Aim → Each line that holds the word "which" counts once; report how many lines do so and nothing else.
++++ Records shown
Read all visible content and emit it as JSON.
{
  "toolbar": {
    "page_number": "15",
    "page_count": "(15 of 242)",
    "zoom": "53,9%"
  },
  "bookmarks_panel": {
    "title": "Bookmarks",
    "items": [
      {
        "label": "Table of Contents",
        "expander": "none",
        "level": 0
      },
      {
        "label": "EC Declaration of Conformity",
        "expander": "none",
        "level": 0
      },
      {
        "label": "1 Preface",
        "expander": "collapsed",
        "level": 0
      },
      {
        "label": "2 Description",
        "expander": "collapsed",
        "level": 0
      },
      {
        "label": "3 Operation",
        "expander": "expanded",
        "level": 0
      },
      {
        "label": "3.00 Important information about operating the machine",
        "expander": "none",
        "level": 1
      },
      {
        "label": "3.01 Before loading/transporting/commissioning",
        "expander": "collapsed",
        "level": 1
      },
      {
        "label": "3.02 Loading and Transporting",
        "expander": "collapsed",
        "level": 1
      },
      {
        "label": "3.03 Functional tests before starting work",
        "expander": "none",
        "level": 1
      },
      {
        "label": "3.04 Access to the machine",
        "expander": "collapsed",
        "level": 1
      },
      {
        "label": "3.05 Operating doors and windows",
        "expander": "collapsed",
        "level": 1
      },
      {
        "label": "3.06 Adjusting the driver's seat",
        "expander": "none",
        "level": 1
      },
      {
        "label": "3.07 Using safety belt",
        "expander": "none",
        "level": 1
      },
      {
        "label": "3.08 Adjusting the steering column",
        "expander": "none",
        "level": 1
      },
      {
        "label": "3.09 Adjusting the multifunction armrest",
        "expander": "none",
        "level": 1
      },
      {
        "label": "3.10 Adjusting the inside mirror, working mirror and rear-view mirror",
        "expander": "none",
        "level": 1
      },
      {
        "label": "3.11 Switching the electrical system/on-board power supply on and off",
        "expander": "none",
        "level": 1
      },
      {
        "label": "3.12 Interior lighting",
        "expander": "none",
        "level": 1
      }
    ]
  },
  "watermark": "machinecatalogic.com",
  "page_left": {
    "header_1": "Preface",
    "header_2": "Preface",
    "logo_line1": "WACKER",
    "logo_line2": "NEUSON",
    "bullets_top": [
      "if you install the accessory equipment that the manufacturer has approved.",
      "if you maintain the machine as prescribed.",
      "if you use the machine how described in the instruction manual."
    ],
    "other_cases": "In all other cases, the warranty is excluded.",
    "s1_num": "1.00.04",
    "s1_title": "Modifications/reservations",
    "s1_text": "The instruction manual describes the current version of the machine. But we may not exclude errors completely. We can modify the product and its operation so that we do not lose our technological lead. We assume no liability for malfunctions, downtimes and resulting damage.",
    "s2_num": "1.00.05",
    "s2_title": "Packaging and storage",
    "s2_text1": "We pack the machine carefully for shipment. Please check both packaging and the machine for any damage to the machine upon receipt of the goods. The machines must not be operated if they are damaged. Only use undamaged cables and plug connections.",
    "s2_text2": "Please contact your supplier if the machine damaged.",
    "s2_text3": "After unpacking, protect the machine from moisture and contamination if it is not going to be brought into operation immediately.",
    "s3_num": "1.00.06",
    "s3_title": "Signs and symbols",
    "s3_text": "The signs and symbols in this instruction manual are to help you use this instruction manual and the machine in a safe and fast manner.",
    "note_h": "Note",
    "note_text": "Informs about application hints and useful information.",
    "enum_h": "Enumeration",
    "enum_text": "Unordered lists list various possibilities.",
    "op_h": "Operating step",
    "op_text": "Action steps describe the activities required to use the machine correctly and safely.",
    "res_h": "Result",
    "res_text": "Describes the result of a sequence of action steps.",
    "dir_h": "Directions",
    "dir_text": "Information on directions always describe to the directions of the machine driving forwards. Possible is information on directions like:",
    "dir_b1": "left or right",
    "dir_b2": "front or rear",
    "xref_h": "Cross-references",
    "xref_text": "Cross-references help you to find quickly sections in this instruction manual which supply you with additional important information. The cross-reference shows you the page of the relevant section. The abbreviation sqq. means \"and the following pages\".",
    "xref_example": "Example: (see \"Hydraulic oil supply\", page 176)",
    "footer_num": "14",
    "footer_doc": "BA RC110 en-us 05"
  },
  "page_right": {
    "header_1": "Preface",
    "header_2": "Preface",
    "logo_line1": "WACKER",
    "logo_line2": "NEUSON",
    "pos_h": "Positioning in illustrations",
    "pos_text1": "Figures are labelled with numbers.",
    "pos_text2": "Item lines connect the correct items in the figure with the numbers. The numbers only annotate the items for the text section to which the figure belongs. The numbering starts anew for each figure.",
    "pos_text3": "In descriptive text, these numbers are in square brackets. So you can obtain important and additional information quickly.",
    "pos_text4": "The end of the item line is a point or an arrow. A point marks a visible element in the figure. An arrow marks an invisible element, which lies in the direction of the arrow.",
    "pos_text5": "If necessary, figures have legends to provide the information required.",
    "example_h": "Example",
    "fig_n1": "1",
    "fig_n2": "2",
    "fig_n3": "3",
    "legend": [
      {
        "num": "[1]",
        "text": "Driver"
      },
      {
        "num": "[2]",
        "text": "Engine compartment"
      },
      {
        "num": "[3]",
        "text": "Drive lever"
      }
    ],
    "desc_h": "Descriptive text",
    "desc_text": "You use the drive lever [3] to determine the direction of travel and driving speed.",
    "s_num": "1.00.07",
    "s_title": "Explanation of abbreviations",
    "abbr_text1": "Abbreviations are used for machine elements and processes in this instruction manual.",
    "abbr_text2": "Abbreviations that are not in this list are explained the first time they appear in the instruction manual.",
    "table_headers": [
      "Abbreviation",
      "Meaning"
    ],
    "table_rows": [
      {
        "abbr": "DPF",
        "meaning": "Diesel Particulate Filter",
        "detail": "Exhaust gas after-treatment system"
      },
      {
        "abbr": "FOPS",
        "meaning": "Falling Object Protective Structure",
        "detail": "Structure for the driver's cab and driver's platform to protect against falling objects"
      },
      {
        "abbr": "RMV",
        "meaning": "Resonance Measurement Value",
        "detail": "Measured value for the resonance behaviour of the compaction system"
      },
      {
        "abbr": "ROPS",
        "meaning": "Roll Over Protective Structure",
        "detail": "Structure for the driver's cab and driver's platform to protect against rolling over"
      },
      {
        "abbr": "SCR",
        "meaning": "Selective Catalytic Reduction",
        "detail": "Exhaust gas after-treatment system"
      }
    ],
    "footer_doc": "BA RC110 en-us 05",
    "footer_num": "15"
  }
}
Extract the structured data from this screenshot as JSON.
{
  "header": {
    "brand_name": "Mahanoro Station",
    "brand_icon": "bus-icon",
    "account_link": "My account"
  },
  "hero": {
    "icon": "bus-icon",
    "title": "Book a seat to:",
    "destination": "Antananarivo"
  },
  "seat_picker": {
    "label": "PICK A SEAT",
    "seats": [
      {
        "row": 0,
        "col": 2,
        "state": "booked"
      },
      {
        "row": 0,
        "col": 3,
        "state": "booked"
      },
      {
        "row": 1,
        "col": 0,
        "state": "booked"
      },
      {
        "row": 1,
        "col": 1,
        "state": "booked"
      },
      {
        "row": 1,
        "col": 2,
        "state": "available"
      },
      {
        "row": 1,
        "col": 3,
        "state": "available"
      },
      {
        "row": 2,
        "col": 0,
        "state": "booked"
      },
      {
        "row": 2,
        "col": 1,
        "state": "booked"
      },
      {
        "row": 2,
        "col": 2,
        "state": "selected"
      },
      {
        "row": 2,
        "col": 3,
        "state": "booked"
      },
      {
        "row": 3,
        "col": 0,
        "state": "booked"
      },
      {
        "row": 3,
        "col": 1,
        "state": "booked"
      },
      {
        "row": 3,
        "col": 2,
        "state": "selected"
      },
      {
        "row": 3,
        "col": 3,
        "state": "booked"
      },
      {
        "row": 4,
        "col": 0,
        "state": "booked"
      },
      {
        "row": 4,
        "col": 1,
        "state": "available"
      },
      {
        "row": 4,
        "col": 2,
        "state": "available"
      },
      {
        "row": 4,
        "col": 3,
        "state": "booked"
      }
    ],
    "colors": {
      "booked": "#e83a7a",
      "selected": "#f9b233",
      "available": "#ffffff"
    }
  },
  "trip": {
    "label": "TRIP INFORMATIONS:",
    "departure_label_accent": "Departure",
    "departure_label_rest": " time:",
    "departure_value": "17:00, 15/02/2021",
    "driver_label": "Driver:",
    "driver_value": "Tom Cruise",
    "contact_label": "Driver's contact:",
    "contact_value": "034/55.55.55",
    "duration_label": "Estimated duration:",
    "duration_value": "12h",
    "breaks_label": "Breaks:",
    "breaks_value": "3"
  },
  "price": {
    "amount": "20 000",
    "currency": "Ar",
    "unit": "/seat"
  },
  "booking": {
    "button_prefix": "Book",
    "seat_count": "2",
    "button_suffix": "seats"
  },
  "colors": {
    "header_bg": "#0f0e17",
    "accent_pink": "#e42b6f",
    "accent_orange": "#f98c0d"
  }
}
++++++++
Exercise response → 3